Problem details:
In your copy, include every line of the listing below exactly but none of the pictures.

Dataset entries on figures:
:::

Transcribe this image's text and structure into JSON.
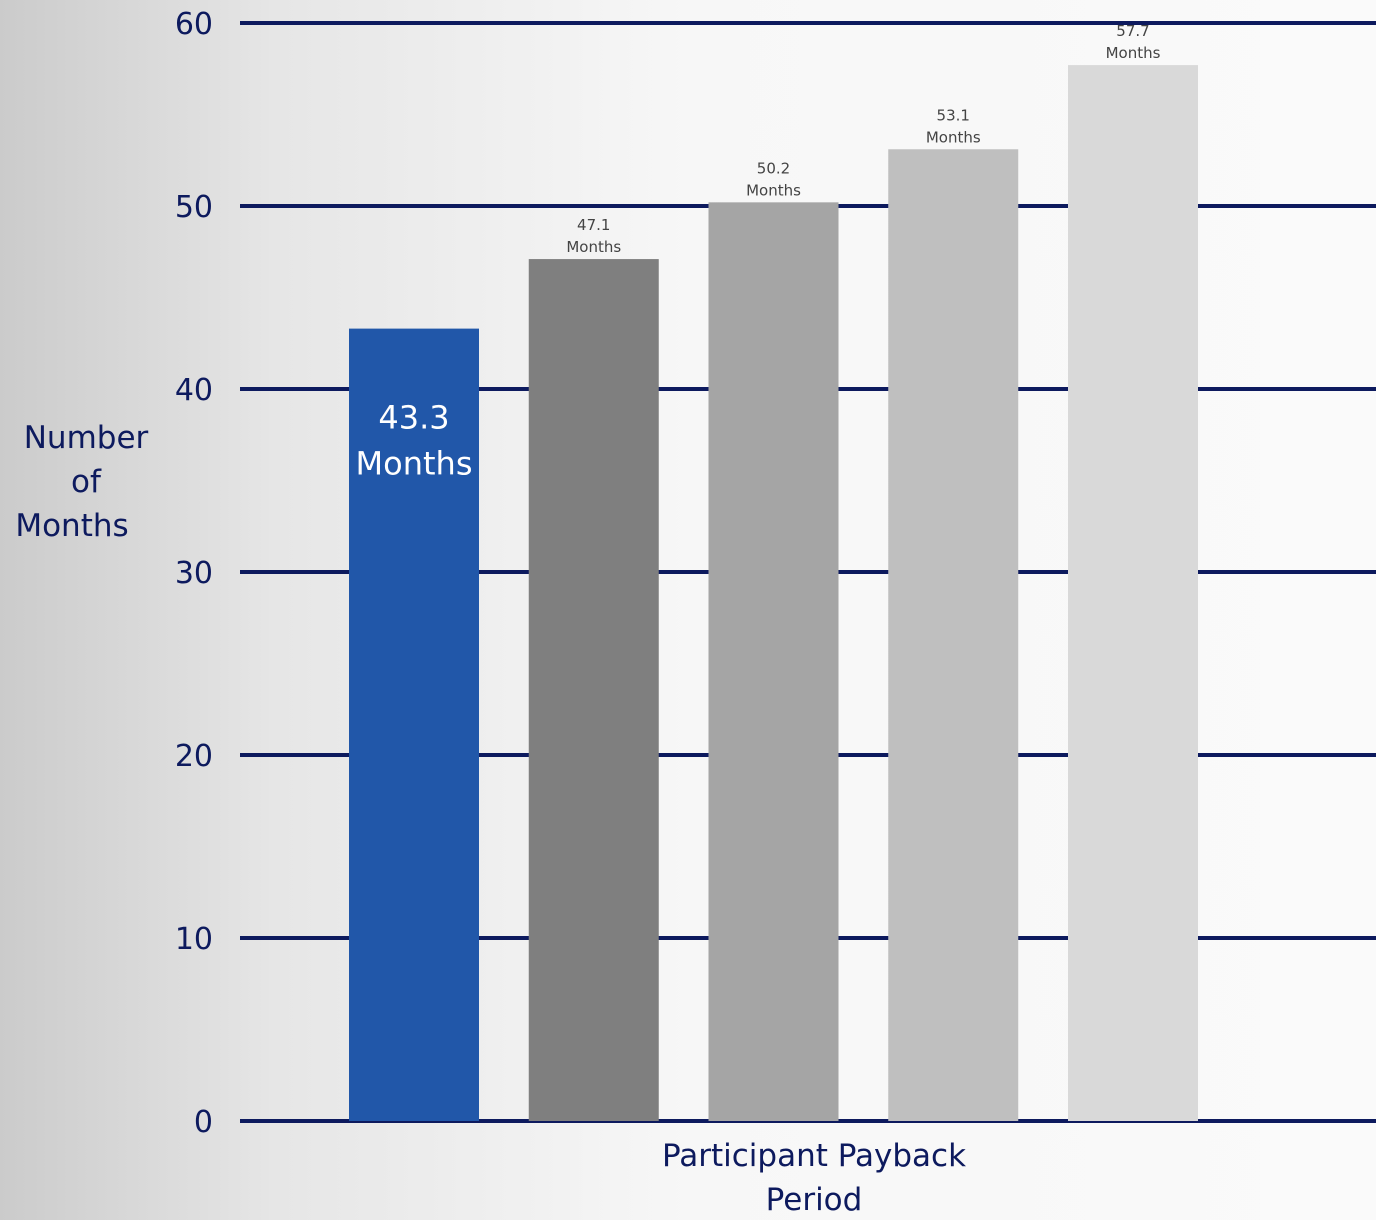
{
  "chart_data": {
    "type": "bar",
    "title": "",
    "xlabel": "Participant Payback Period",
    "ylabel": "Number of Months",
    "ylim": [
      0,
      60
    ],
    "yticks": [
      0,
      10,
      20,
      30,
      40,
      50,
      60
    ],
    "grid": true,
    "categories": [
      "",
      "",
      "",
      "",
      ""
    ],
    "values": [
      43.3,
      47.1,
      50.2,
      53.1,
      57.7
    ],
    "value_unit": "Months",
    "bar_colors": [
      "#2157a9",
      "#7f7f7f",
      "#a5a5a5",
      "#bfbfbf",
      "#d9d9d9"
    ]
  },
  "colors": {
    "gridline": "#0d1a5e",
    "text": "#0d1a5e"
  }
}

:::

Complete response:
Transcribe this image's text and structure into JSON.
{
  "chart_data": {
    "type": "bar",
    "title": "",
    "xlabel": "Participant Payback Period",
    "ylabel": "Number of Months",
    "ylim": [
      0,
      60
    ],
    "yticks": [
      0,
      10,
      20,
      30,
      40,
      50,
      60
    ],
    "grid": true,
    "categories": [
      "",
      "",
      "",
      "",
      ""
    ],
    "values": [
      43.3,
      47.1,
      50.2,
      53.1,
      57.7
    ],
    "value_unit": "Months",
    "bar_colors": [
      "#2157a9",
      "#7f7f7f",
      "#a5a5a5",
      "#bfbfbf",
      "#d9d9d9"
    ]
  },
  "colors": {
    "gridline": "#0d1a5e",
    "text": "#0d1a5e"
  }
}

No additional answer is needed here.